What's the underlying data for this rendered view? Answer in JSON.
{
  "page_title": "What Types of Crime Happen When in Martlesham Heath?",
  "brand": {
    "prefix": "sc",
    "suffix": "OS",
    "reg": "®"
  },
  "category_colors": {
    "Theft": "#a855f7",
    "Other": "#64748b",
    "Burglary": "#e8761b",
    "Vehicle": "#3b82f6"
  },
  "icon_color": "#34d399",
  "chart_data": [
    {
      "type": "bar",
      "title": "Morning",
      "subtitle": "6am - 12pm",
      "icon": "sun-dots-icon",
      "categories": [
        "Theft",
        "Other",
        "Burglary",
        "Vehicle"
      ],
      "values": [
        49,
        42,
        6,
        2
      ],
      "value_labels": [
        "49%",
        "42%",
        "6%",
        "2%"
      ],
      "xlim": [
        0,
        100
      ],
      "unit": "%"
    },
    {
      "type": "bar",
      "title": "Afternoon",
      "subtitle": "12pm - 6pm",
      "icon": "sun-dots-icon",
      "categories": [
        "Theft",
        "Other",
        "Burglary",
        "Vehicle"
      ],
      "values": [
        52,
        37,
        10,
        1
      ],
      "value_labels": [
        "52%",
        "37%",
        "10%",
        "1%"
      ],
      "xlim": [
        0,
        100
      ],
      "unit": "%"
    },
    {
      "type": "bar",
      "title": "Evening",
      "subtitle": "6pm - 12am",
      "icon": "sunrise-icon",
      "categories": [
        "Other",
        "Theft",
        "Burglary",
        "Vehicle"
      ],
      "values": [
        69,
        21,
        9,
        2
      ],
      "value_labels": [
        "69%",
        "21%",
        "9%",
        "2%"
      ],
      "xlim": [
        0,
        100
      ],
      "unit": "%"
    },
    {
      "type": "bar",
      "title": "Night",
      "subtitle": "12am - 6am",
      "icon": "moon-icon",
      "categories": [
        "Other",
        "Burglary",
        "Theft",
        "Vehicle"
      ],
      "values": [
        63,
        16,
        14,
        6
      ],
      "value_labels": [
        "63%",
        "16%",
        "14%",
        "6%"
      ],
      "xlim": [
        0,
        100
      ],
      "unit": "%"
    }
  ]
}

·····

• _Written problem_:
Extract all of the data exactly as written.

• _Exercise response_:
What's the underlying data for this rendered view? Answer in JSON.
{
  "page_title": "What Types of Crime Happen When in Martlesham Heath?",
  "brand": {
    "prefix": "sc",
    "suffix": "OS",
    "reg": "®"
  },
  "category_colors": {
    "Theft": "#a855f7",
    "Other": "#64748b",
    "Burglary": "#e8761b",
    "Vehicle": "#3b82f6"
  },
  "icon_color": "#34d399",
  "chart_data": [
    {
      "type": "bar",
      "title": "Morning",
      "subtitle": "6am - 12pm",
      "icon": "sun-dots-icon",
      "categories": [
        "Theft",
        "Other",
        "Burglary",
        "Vehicle"
      ],
      "values": [
        49,
        42,
        6,
        2
      ],
      "value_labels": [
        "49%",
        "42%",
        "6%",
        "2%"
      ],
      "xlim": [
        0,
        100
      ],
      "unit": "%"
    },
    {
      "type": "bar",
      "title": "Afternoon",
      "subtitle": "12pm - 6pm",
      "icon": "sun-dots-icon",
      "categories": [
        "Theft",
        "Other",
        "Burglary",
        "Vehicle"
      ],
      "values": [
        52,
        37,
        10,
        1
      ],
      "value_labels": [
        "52%",
        "37%",
        "10%",
        "1%"
      ],
      "xlim": [
        0,
        100
      ],
      "unit": "%"
    },
    {
      "type": "bar",
      "title": "Evening",
      "subtitle": "6pm - 12am",
      "icon": "sunrise-icon",
      "categories": [
        "Other",
        "Theft",
        "Burglary",
        "Vehicle"
      ],
      "values": [
        69,
        21,
        9,
        2
      ],
      "value_labels": [
        "69%",
        "21%",
        "9%",
        "2%"
      ],
      "xlim": [
        0,
        100
      ],
      "unit": "%"
    },
    {
      "type": "bar",
      "title": "Night",
      "subtitle": "12am - 6am",
      "icon": "moon-icon",
      "categories": [
        "Other",
        "Burglary",
        "Theft",
        "Vehicle"
      ],
      "values": [
        63,
        16,
        14,
        6
      ],
      "value_labels": [
        "63%",
        "16%",
        "14%",
        "6%"
      ],
      "xlim": [
        0,
        100
      ],
      "unit": "%"
    }
  ]
}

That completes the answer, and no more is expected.